_INSTRUCTIONS TO FOLLOW_
Below are some entries; can you quote all of them exactly?

_SOURCE RECORDS_

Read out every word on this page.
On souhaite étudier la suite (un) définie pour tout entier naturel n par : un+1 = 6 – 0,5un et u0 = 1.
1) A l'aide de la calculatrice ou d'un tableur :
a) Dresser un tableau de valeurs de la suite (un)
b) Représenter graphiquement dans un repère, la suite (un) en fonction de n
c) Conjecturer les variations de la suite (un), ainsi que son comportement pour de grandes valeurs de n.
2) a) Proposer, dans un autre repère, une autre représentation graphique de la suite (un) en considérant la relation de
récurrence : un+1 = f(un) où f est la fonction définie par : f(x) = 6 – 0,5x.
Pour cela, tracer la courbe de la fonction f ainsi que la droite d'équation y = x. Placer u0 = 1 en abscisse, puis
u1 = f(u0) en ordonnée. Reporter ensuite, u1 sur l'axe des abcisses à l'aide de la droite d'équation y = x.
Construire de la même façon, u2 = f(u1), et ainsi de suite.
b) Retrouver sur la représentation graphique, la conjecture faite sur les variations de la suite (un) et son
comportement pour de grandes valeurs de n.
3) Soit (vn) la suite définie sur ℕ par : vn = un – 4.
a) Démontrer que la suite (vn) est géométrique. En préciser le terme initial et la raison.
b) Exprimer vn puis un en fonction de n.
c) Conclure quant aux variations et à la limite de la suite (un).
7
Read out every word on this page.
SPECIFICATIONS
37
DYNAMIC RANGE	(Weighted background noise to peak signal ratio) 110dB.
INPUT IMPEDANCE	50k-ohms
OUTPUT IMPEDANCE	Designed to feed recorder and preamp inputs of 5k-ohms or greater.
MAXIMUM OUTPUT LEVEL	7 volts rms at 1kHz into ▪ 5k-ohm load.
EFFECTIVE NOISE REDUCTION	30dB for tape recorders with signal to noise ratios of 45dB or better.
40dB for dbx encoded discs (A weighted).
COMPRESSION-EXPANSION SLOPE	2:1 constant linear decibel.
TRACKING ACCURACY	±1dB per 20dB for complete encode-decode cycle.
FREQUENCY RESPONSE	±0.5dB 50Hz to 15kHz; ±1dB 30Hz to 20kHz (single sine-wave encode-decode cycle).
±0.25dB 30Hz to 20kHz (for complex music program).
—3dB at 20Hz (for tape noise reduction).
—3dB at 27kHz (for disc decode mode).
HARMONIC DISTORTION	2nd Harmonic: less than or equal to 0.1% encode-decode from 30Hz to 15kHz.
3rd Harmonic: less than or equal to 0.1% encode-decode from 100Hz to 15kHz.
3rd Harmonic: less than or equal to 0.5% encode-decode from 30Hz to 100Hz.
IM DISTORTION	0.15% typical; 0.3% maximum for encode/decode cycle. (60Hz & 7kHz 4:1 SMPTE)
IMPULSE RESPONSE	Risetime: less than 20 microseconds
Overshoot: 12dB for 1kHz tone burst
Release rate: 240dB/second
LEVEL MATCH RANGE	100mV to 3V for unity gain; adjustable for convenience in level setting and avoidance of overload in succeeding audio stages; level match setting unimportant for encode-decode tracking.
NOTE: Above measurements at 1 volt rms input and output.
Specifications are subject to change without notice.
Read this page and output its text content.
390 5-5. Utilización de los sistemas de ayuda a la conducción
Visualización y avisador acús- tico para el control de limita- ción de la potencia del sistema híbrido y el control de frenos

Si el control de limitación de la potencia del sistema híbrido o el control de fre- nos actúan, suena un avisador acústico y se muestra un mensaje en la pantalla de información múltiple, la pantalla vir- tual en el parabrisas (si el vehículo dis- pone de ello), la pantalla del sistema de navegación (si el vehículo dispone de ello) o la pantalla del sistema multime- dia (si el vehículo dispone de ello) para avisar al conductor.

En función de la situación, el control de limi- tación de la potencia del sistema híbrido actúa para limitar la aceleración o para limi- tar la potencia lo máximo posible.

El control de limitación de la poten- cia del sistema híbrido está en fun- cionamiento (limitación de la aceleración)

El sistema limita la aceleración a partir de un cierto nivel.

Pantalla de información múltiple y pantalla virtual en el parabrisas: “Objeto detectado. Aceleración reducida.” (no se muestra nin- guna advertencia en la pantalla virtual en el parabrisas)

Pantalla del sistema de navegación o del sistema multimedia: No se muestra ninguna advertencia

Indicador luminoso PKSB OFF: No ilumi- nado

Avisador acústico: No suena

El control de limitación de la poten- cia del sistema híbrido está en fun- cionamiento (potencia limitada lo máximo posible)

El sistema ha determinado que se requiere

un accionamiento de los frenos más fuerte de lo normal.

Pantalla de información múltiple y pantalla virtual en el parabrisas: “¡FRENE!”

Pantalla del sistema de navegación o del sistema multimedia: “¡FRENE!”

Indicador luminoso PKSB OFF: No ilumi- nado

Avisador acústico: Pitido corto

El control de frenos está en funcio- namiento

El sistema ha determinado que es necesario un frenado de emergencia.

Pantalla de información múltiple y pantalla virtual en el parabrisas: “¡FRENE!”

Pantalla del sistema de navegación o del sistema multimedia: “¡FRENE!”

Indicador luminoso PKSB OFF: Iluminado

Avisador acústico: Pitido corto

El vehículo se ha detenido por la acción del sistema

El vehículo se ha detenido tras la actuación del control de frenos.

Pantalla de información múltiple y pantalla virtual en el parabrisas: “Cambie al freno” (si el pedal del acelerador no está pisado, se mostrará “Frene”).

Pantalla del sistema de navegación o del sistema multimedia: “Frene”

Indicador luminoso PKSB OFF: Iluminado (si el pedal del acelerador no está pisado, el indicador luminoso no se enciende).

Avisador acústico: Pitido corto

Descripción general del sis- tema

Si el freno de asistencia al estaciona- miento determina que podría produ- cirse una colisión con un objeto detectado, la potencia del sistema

_ANSWER TO THE TASK_
Read out every word on this page.
On souhaite étudier la suite (un) définie pour tout entier naturel n par : un+1 = 6 – 0,5un et u0 = 1.
1) A l'aide de la calculatrice ou d'un tableur :
a) Dresser un tableau de valeurs de la suite (un)
b) Représenter graphiquement dans un repère, la suite (un) en fonction de n
c) Conjecturer les variations de la suite (un), ainsi que son comportement pour de grandes valeurs de n.
2) a) Proposer, dans un autre repère, une autre représentation graphique de la suite (un) en considérant la relation de
récurrence : un+1 = f(un) où f est la fonction définie par : f(x) = 6 – 0,5x.
Pour cela, tracer la courbe de la fonction f ainsi que la droite d'équation y = x. Placer u0 = 1 en abscisse, puis
u1 = f(u0) en ordonnée. Reporter ensuite, u1 sur l'axe des abcisses à l'aide de la droite d'équation y = x.
Construire de la même façon, u2 = f(u1), et ainsi de suite.
b) Retrouver sur la représentation graphique, la conjecture faite sur les variations de la suite (un) et son
comportement pour de grandes valeurs de n.
3) Soit (vn) la suite définie sur ℕ par : vn = un – 4.
a) Démontrer que la suite (vn) est géométrique. En préciser le terme initial et la raison.
b) Exprimer vn puis un en fonction de n.
c) Conclure quant aux variations et à la limite de la suite (un).
7
Read out every word on this page.
SPECIFICATIONS
37
DYNAMIC RANGE	(Weighted background noise to peak signal ratio) 110dB.
INPUT IMPEDANCE	50k-ohms
OUTPUT IMPEDANCE	Designed to feed recorder and preamp inputs of 5k-ohms or greater.
MAXIMUM OUTPUT LEVEL	7 volts rms at 1kHz into ▪ 5k-ohm load.
EFFECTIVE NOISE REDUCTION	30dB for tape recorders with signal to noise ratios of 45dB or better.
40dB for dbx encoded discs (A weighted).
COMPRESSION-EXPANSION SLOPE	2:1 constant linear decibel.
TRACKING ACCURACY	±1dB per 20dB for complete encode-decode cycle.
FREQUENCY RESPONSE	±0.5dB 50Hz to 15kHz; ±1dB 30Hz to 20kHz (single sine-wave encode-decode cycle).
±0.25dB 30Hz to 20kHz (for complex music program).
—3dB at 20Hz (for tape noise reduction).
—3dB at 27kHz (for disc decode mode).
HARMONIC DISTORTION	2nd Harmonic: less than or equal to 0.1% encode-decode from 30Hz to 15kHz.
3rd Harmonic: less than or equal to 0.1% encode-decode from 100Hz to 15kHz.
3rd Harmonic: less than or equal to 0.5% encode-decode from 30Hz to 100Hz.
IM DISTORTION	0.15% typical; 0.3% maximum for encode/decode cycle. (60Hz & 7kHz 4:1 SMPTE)
IMPULSE RESPONSE	Risetime: less than 20 microseconds
Overshoot: 12dB for 1kHz tone burst
Release rate: 240dB/second
LEVEL MATCH RANGE	100mV to 3V for unity gain; adjustable for convenience in level setting and avoidance of overload in succeeding audio stages; level match setting unimportant for encode-decode tracking.
NOTE: Above measurements at 1 volt rms input and output.
Specifications are subject to change without notice.
Read this page and output its text content.
390 5-5. Utilización de los sistemas de ayuda a la conducción
Visualización y avisador acús- tico para el control de limita- ción de la potencia del sistema híbrido y el control de frenos

Si el control de limitación de la potencia del sistema híbrido o el control de fre- nos actúan, suena un avisador acústico y se muestra un mensaje en la pantalla de información múltiple, la pantalla vir- tual en el parabrisas (si el vehículo dis- pone de ello), la pantalla del sistema de navegación (si el vehículo dispone de ello) o la pantalla del sistema multime- dia (si el vehículo dispone de ello) para avisar al conductor.

En función de la situación, el control de limi- tación de la potencia del sistema híbrido actúa para limitar la aceleración o para limi- tar la potencia lo máximo posible.

El control de limitación de la poten- cia del sistema híbrido está en fun- cionamiento (limitación de la aceleración)

El sistema limita la aceleración a partir de un cierto nivel.

Pantalla de información múltiple y pantalla virtual en el parabrisas: “Objeto detectado. Aceleración reducida.” (no se muestra nin- guna advertencia en la pantalla virtual en el parabrisas)

Pantalla del sistema de navegación o del sistema multimedia: No se muestra ninguna advertencia

Indicador luminoso PKSB OFF: No ilumi- nado

Avisador acústico: No suena

El control de limitación de la poten- cia del sistema híbrido está en fun- cionamiento (potencia limitada lo máximo posible)

El sistema ha determinado que se requiere

un accionamiento de los frenos más fuerte de lo normal.

Pantalla de información múltiple y pantalla virtual en el parabrisas: “¡FRENE!”

Pantalla del sistema de navegación o del sistema multimedia: “¡FRENE!”

Indicador luminoso PKSB OFF: No ilumi- nado

Avisador acústico: Pitido corto

El control de frenos está en funcio- namiento

El sistema ha determinado que es necesario un frenado de emergencia.

Pantalla de información múltiple y pantalla virtual en el parabrisas: “¡FRENE!”

Pantalla del sistema de navegación o del sistema multimedia: “¡FRENE!”

Indicador luminoso PKSB OFF: Iluminado

Avisador acústico: Pitido corto

El vehículo se ha detenido por la acción del sistema

El vehículo se ha detenido tras la actuación del control de frenos.

Pantalla de información múltiple y pantalla virtual en el parabrisas: “Cambie al freno” (si el pedal del acelerador no está pisado, se mostrará “Frene”).

Pantalla del sistema de navegación o del sistema multimedia: “Frene”

Indicador luminoso PKSB OFF: Iluminado (si el pedal del acelerador no está pisado, el indicador luminoso no se enciende).

Avisador acústico: Pitido corto

Descripción general del sis- tema

Si el freno de asistencia al estaciona- miento determina que podría produ- cirse una colisión con un objeto detectado, la potencia del sistema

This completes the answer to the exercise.